= Instruction =
Write out the data below exactly as given, without any of its pictures.

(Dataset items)
%%

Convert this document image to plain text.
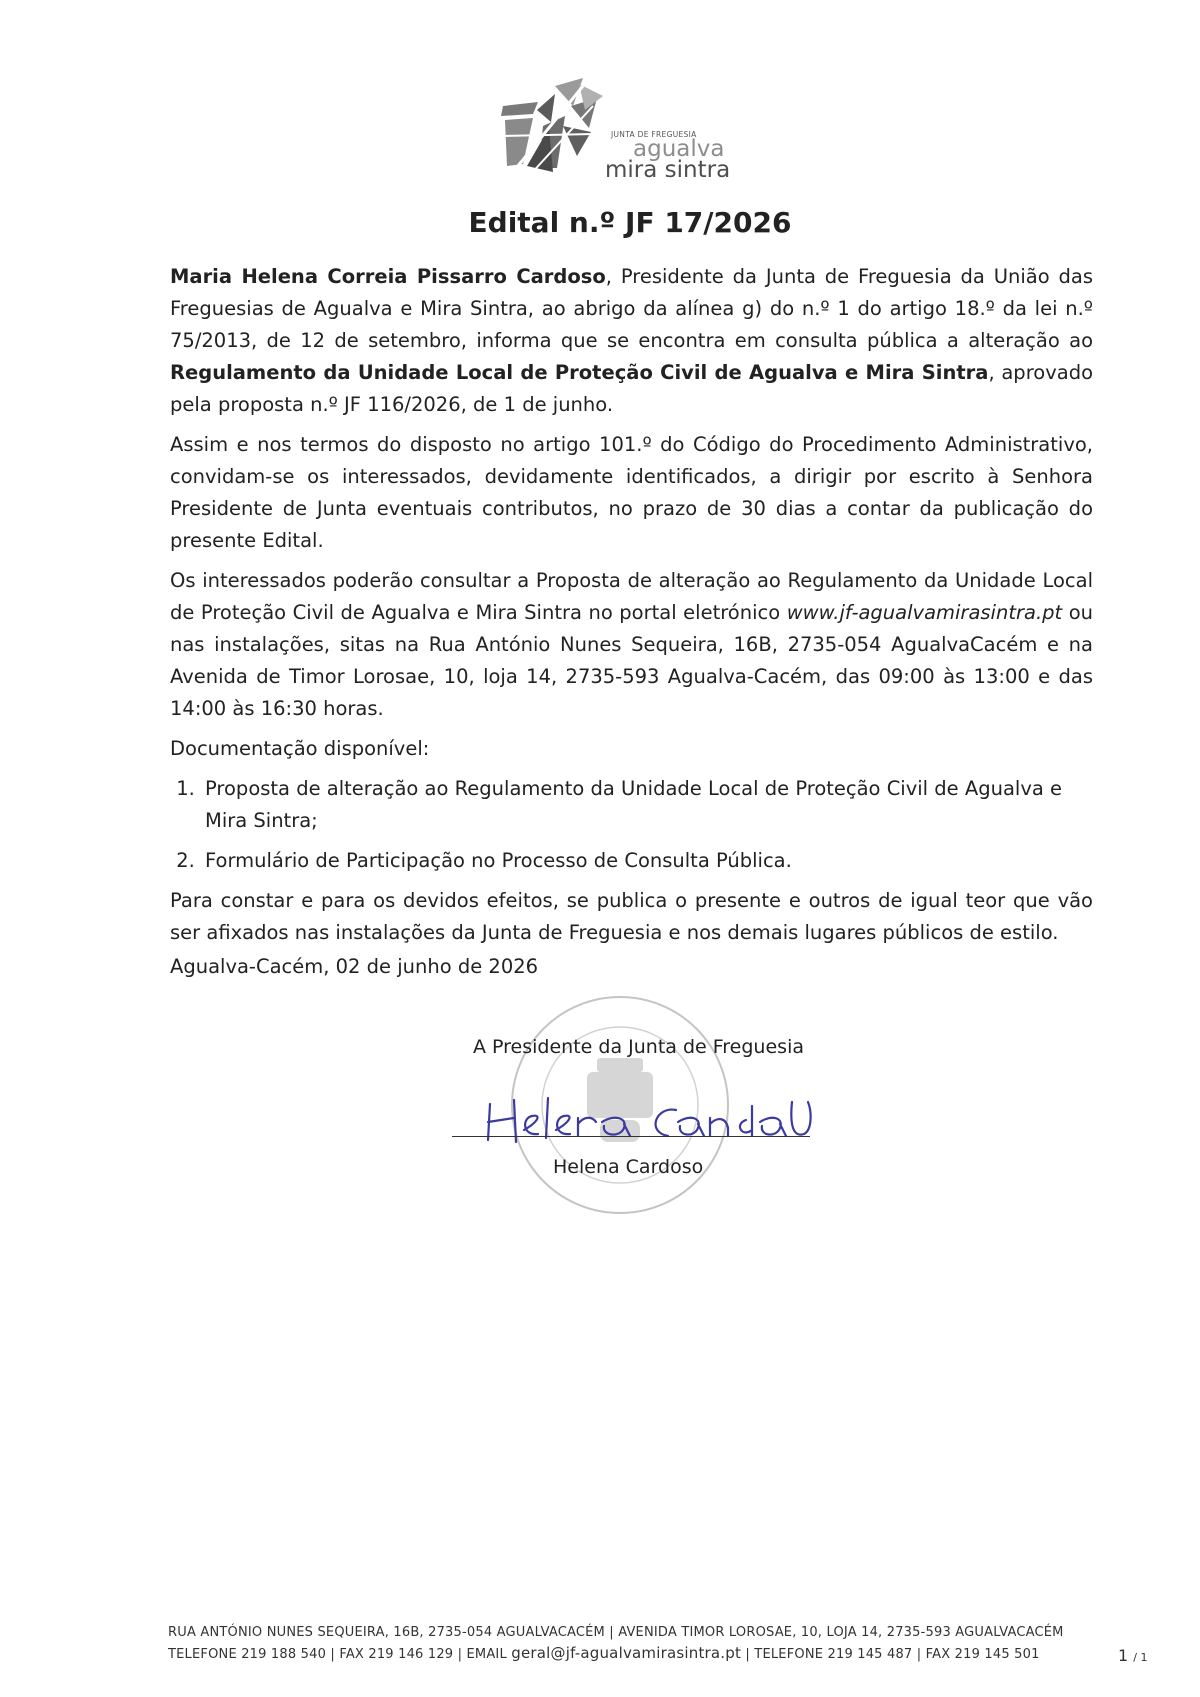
JUNTA DE FREGUESIA
agualva
mira sintra
Edital n.º JF 17/2026

Maria Helena Correia Pissarro Cardoso, Presidente da Junta de Freguesia da União das Freguesias de Agualva e Mira Sintra, ao abrigo da alínea g) do n.º 1 do artigo 18.º da lei n.º 75/2013, de 12 de setembro, informa que se encontra em consulta pública a alteração ao Regulamento da Unidade Local de Proteção Civil de Agualva e Mira Sintra, aprovado pela proposta n.º JF 116/2026, de 1 de junho.

Assim e nos termos do disposto no artigo 101.º do Código do Procedimento Administrativo, convidam-se os interessados, devidamente identificados, a dirigir por escrito à Senhora Presidente de Junta eventuais contributos, no prazo de 30 dias a contar da publicação do presente Edital.

Os interessados poderão consultar a Proposta de alteração ao Regulamento da Unidade Local de Proteção Civil de Agualva e Mira Sintra no portal eletrónico www.jf-agualvamirasintra.pt ou nas instalações, sitas na Rua António Nunes Sequeira, 16B, 2735-054 AgualvaCacém e na Avenida de Timor Lorosae, 10, loja 14, 2735-593 Agualva-Cacém, das 09:00 às 13:00 e das 14:00 às 16:30 horas.

Documentação disponível:

1. Proposta de alteração ao Regulamento da Unidade Local de Proteção Civil de Agualva e Mira Sintra;
2. Formulário de Participação no Processo de Consulta Pública.

Para constar e para os devidos efeitos, se publica o presente e outros de igual teor que vão ser afixados nas instalações da Junta de Freguesia e nos demais lugares públicos de estilo.

Agualva-Cacém, 02 de junho de 2026
A Presidente da Junta de Freguesia
Helena Cardoso
RUA ANTÓNIO NUNES SEQUEIRA, 16B, 2735-054 AGUALVACACÉM | AVENIDA TIMOR LOROSAE, 10, LOJA 14, 2735-593 AGUALVACACÉM
TELEFONE 219 188 540 | FAX 219 146 129 | EMAIL geral@jf-agualvamirasintra.pt | TELEFONE 219 145 487 | FAX 219 145 501	1 / 1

%%

= The result =
Convert this document image to plain text.
JUNTA DE FREGUESIA
agualva
mira sintra
Edital n.º JF 17/2026

Maria Helena Correia Pissarro Cardoso, Presidente da Junta de Freguesia da União das Freguesias de Agualva e Mira Sintra, ao abrigo da alínea g) do n.º 1 do artigo 18.º da lei n.º 75/2013, de 12 de setembro, informa que se encontra em consulta pública a alteração ao Regulamento da Unidade Local de Proteção Civil de Agualva e Mira Sintra, aprovado pela proposta n.º JF 116/2026, de 1 de junho.

Assim e nos termos do disposto no artigo 101.º do Código do Procedimento Administrativo, convidam-se os interessados, devidamente identificados, a dirigir por escrito à Senhora Presidente de Junta eventuais contributos, no prazo de 30 dias a contar da publicação do presente Edital.

Os interessados poderão consultar a Proposta de alteração ao Regulamento da Unidade Local de Proteção Civil de Agualva e Mira Sintra no portal eletrónico www.jf-agualvamirasintra.pt ou nas instalações, sitas na Rua António Nunes Sequeira, 16B, 2735-054 AgualvaCacém e na Avenida de Timor Lorosae, 10, loja 14, 2735-593 Agualva-Cacém, das 09:00 às 13:00 e das 14:00 às 16:30 horas.

Documentação disponível:

1. Proposta de alteração ao Regulamento da Unidade Local de Proteção Civil de Agualva e Mira Sintra;
2. Formulário de Participação no Processo de Consulta Pública.

Para constar e para os devidos efeitos, se publica o presente e outros de igual teor que vão ser afixados nas instalações da Junta de Freguesia e nos demais lugares públicos de estilo.

Agualva-Cacém, 02 de junho de 2026
A Presidente da Junta de Freguesia
Helena Cardoso
RUA ANTÓNIO NUNES SEQUEIRA, 16B, 2735-054 AGUALVACACÉM | AVENIDA TIMOR LOROSAE, 10, LOJA 14, 2735-593 AGUALVACACÉM
TELEFONE 219 188 540 | FAX 219 146 129 | EMAIL geral@jf-agualvamirasintra.pt | TELEFONE 219 145 487 | FAX 219 145 501	1 / 1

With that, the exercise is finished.